» Supplied records

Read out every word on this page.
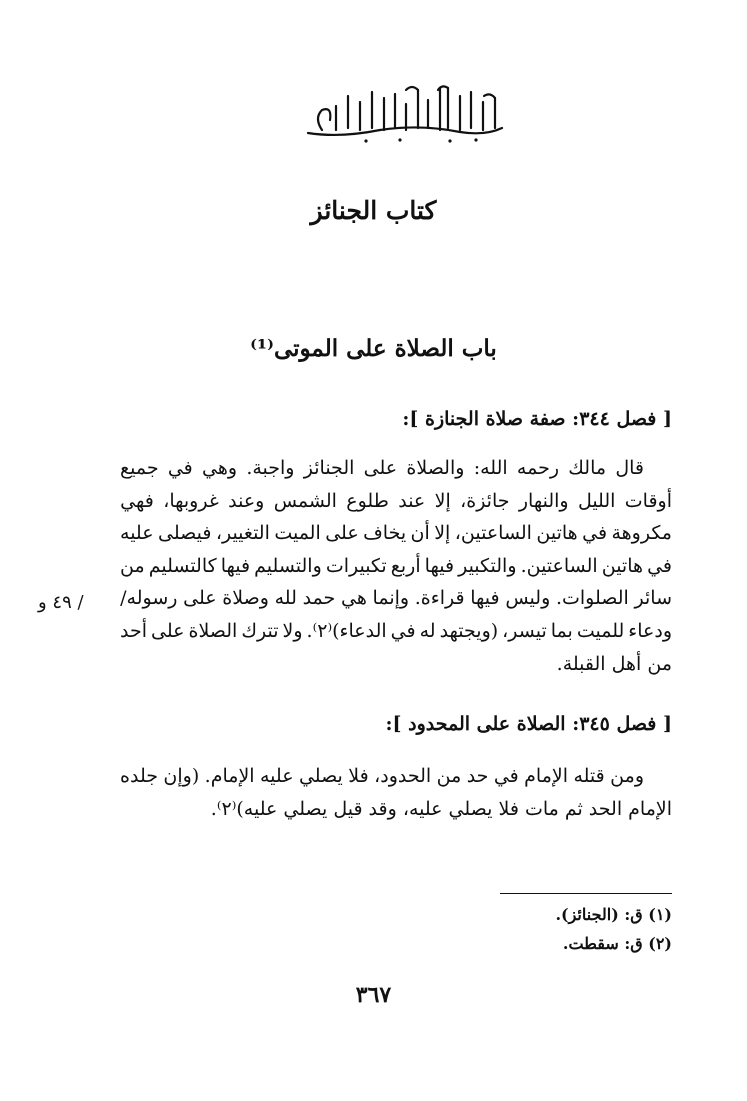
بسم الله الرحمن الرحيم
كتاب الجنائز
باب الصلاة على الموتى⁽¹⁾
[ فصل ٣٤٤: صفة صلاة الجنازة ]:
قال
مالك
رحمه
الله:
والصلاة
على
الجنائز
واجبة.
وهي
في
جميع
أوقات
الليل
والنهار
جائزة،
إلا
عند
طلوع
الشمس
وعند
غروبها،
فهي
مكروهة
في
هاتين
الساعتين،
إلا
أن
يخاف
على
الميت
التغيير،
فيصلى
عليه
في
هاتين
الساعتين.
والتكبير
فيها
أربع
تكبيرات
والتسليم
فيها
كالتسليم
من
سائر
الصلوات.
وليس
فيها
قراءة.
وإنما
هي
حمد
لله
وصلاة
على
رسوله/
ودعاء
للميت
بما
تيسر،
(ويجتهد
له
في
الدعاء)⁽٢⁾.
ولا
تترك
الصلاة
على
أحد
من أهل القبلة.
/ ٤٩ و
[ فصل ٣٤٥: الصلاة على المحدود ]:
ومن
قتله
الإمام
في
حد
من
الحدود،
فلا
يصلي
عليه
الإمام.
(وإن
جلده
الإمام الحد ثم مات فلا يصلي عليه، وقد قيل يصلي عليه)⁽٢⁾.
(١) ق: (الجنائز).
(٢) ق: سقطت.
٣٦٧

» Exercise details
Print out the lines exactly, skipping any picture.

» Response to the exercise
Read out every word on this page.
بسم الله الرحمن الرحيم
كتاب الجنائز
باب الصلاة على الموتى⁽¹⁾
[ فصل ٣٤٤: صفة صلاة الجنازة ]:
قال
مالك
رحمه
الله:
والصلاة
على
الجنائز
واجبة.
وهي
في
جميع
أوقات
الليل
والنهار
جائزة،
إلا
عند
طلوع
الشمس
وعند
غروبها،
فهي
مكروهة
في
هاتين
الساعتين،
إلا
أن
يخاف
على
الميت
التغيير،
فيصلى
عليه
في
هاتين
الساعتين.
والتكبير
فيها
أربع
تكبيرات
والتسليم
فيها
كالتسليم
من
سائر
الصلوات.
وليس
فيها
قراءة.
وإنما
هي
حمد
لله
وصلاة
على
رسوله/
ودعاء
للميت
بما
تيسر،
(ويجتهد
له
في
الدعاء)⁽٢⁾.
ولا
تترك
الصلاة
على
أحد
من أهل القبلة.
/ ٤٩ و
[ فصل ٣٤٥: الصلاة على المحدود ]:
ومن
قتله
الإمام
في
حد
من
الحدود،
فلا
يصلي
عليه
الإمام.
(وإن
جلده
الإمام الحد ثم مات فلا يصلي عليه، وقد قيل يصلي عليه)⁽٢⁾.
(١) ق: (الجنائز).
(٢) ق: سقطت.
٣٦٧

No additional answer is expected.